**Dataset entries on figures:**
____

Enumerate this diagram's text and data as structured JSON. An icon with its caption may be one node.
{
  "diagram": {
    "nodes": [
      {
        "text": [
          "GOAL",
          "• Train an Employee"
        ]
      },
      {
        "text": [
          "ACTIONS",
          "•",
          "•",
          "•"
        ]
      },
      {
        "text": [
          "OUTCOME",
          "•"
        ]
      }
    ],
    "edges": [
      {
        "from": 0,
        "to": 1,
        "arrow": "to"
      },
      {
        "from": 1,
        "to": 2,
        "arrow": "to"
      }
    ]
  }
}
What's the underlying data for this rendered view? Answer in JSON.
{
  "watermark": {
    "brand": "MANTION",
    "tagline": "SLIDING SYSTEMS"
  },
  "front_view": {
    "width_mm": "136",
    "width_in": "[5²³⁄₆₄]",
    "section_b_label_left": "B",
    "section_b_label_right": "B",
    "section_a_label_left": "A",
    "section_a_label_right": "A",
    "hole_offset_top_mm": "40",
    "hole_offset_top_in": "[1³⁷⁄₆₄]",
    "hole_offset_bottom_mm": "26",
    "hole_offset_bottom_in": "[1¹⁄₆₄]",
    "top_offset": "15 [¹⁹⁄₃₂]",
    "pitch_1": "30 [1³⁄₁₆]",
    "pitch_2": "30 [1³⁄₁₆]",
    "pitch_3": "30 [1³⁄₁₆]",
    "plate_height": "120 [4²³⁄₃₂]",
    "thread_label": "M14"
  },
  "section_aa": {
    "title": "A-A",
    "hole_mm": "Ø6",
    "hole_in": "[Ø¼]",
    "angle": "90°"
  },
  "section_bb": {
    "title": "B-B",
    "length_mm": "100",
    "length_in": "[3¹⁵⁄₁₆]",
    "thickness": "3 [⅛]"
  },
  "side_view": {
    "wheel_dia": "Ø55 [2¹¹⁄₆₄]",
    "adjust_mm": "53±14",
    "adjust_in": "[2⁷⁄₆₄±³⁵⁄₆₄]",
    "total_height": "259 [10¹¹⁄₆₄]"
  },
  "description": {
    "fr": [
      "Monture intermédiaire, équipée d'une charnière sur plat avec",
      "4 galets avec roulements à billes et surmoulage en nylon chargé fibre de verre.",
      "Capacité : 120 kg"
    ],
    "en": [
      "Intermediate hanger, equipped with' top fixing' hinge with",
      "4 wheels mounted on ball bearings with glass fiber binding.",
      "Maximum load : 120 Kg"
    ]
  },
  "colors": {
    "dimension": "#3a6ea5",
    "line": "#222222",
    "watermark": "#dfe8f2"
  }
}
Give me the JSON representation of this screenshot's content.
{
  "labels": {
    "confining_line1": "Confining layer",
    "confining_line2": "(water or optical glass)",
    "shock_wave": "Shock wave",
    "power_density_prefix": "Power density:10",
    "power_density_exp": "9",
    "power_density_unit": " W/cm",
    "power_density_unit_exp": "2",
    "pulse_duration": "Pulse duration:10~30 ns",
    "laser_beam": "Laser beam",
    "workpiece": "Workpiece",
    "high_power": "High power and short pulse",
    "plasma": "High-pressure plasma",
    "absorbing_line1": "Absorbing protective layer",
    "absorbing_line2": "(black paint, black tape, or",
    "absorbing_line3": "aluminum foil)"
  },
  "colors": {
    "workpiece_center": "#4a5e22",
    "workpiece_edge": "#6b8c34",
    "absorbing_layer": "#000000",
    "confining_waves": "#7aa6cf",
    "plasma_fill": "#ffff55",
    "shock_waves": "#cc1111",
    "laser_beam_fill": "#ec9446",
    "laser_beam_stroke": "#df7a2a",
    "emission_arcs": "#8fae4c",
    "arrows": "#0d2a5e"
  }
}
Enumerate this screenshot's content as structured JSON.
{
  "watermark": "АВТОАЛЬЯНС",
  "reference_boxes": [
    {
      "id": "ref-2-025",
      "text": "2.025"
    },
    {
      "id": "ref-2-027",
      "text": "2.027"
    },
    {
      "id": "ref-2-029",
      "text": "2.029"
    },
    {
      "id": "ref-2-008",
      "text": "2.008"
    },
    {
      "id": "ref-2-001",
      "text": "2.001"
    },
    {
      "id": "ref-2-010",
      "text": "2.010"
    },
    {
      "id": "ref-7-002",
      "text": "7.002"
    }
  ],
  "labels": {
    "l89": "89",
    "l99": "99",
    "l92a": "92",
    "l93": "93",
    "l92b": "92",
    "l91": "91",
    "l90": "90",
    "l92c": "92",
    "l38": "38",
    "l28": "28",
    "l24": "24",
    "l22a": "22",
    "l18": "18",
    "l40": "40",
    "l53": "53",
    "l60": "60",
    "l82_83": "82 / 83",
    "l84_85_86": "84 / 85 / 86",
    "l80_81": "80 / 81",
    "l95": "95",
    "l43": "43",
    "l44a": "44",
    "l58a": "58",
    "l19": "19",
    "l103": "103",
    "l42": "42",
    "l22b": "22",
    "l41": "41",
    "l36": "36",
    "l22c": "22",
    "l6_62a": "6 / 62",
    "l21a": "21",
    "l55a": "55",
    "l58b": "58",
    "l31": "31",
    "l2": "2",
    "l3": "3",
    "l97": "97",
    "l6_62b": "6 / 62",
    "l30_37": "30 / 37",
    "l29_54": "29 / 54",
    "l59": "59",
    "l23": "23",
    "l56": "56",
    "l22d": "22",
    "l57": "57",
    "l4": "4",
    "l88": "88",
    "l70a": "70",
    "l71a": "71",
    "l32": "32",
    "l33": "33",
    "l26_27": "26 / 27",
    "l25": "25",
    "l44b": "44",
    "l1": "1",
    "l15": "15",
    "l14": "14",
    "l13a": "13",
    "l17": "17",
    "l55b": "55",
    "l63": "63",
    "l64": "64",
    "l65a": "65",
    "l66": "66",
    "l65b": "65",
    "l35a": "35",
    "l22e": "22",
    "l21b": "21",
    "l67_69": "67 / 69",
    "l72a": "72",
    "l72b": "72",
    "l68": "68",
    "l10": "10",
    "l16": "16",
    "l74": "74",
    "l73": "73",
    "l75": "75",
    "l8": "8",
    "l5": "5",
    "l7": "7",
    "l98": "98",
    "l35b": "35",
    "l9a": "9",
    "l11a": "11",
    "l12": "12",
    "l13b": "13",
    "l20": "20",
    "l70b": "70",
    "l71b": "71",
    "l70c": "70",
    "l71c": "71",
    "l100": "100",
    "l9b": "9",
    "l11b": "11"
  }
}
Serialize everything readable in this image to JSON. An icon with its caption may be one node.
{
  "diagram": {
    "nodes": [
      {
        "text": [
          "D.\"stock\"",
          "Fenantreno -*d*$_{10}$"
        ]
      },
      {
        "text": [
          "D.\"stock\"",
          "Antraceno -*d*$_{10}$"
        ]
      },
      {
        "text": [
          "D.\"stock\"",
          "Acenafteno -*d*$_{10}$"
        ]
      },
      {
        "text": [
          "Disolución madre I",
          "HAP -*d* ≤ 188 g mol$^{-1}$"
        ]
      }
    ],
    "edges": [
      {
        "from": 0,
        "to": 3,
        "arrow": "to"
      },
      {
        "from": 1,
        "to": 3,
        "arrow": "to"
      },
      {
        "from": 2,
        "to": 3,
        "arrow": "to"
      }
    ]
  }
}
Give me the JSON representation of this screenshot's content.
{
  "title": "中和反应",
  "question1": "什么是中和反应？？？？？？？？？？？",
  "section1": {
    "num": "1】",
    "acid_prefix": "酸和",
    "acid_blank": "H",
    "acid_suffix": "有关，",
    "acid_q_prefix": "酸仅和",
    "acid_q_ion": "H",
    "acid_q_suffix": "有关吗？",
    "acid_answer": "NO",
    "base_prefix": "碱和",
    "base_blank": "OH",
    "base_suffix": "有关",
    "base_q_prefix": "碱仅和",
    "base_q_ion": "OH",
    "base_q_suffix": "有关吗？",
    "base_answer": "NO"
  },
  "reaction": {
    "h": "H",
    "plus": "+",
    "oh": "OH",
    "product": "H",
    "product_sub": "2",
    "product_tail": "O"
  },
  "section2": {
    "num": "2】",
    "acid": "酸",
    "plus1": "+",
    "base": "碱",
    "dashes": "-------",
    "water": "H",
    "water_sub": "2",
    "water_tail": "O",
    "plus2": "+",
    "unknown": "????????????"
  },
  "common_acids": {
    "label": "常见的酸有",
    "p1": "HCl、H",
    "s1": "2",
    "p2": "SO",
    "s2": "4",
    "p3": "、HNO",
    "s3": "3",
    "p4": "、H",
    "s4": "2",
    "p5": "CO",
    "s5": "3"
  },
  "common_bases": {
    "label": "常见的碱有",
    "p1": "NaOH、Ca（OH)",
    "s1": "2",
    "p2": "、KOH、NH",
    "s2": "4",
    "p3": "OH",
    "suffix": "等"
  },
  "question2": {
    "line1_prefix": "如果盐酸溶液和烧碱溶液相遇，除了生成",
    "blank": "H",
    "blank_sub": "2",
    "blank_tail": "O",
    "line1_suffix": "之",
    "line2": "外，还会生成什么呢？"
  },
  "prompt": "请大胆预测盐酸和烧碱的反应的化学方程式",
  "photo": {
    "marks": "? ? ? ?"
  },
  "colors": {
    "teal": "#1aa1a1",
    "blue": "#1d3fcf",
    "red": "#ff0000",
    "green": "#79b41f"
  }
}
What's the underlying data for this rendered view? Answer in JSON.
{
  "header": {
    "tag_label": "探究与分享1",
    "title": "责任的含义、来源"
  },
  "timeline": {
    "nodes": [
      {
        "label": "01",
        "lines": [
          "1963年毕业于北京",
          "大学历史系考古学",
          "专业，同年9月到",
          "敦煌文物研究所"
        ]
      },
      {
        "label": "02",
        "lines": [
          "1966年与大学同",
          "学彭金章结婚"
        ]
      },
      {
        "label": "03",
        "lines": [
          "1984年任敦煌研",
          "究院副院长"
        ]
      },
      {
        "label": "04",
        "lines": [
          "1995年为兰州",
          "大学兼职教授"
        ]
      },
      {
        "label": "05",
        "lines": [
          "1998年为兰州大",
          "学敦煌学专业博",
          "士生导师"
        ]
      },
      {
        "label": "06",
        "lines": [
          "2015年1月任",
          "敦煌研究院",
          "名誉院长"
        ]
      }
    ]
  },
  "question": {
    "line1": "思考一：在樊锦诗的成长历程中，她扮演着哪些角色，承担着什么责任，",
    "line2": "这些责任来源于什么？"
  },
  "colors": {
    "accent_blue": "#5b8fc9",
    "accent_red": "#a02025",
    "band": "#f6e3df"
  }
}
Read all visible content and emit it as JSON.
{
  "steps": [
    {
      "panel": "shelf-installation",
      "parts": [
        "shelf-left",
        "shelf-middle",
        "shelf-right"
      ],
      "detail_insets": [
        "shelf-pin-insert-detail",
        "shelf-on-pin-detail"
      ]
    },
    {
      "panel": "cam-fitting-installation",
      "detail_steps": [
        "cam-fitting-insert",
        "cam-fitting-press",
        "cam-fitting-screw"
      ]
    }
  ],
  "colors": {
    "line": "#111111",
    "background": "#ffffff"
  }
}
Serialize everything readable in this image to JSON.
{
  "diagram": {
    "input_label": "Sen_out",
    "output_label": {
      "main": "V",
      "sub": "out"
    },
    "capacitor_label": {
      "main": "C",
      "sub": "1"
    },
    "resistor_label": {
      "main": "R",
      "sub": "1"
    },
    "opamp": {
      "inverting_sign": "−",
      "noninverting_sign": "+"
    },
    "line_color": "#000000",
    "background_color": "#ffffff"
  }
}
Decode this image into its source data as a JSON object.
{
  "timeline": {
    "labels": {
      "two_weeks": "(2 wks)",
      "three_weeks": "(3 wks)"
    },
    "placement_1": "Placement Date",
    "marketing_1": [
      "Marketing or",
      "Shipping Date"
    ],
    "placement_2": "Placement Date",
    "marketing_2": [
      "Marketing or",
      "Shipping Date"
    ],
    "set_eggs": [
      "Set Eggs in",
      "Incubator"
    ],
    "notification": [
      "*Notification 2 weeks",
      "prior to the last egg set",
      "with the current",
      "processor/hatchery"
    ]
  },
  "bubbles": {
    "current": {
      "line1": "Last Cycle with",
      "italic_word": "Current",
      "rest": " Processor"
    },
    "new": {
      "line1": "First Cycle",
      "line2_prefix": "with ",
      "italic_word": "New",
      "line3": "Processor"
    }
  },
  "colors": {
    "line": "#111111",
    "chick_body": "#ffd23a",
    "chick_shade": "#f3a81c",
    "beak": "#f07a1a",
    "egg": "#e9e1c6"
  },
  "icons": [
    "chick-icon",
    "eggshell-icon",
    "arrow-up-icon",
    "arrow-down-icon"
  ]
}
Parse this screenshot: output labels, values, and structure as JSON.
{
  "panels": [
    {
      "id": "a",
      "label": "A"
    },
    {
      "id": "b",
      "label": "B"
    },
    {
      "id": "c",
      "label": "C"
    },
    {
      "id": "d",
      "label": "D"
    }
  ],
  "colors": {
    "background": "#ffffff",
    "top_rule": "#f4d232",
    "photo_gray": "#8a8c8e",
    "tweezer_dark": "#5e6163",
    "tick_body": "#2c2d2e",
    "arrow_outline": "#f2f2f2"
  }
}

____

**GIVEN INSTRUCTION:** Write the lines out exactly, from the one with "Decode this image" down to the last line of the listing, and leave out all others.

**ANSWER TO THIS PROBLEM:**
Decode this image into its source data as a JSON object.
{
  "timeline": {
    "labels": {
      "two_weeks": "(2 wks)",
      "three_weeks": "(3 wks)"
    },
    "placement_1": "Placement Date",
    "marketing_1": [
      "Marketing or",
      "Shipping Date"
    ],
    "placement_2": "Placement Date",
    "marketing_2": [
      "Marketing or",
      "Shipping Date"
    ],
    "set_eggs": [
      "Set Eggs in",
      "Incubator"
    ],
    "notification": [
      "*Notification 2 weeks",
      "prior to the last egg set",
      "with the current",
      "processor/hatchery"
    ]
  },
  "bubbles": {
    "current": {
      "line1": "Last Cycle with",
      "italic_word": "Current",
      "rest": " Processor"
    },
    "new": {
      "line1": "First Cycle",
      "line2_prefix": "with ",
      "italic_word": "New",
      "line3": "Processor"
    }
  },
  "colors": {
    "line": "#111111",
    "chick_body": "#ffd23a",
    "chick_shade": "#f3a81c",
    "beak": "#f07a1a",
    "egg": "#e9e1c6"
  },
  "icons": [
    "chick-icon",
    "eggshell-icon",
    "arrow-up-icon",
    "arrow-down-icon"
  ]
}
Parse this screenshot: output labels, values, and structure as JSON.
{
  "panels": [
    {
      "id": "a",
      "label": "A"
    },
    {
      "id": "b",
      "label": "B"
    },
    {
      "id": "c",
      "label": "C"
    },
    {
      "id": "d",
      "label": "D"
    }
  ],
  "colors": {
    "background": "#ffffff",
    "top_rule": "#f4d232",
    "photo_gray": "#8a8c8e",
    "tweezer_dark": "#5e6163",
    "tick_body": "#2c2d2e",
    "arrow_outline": "#f2f2f2"
  }
}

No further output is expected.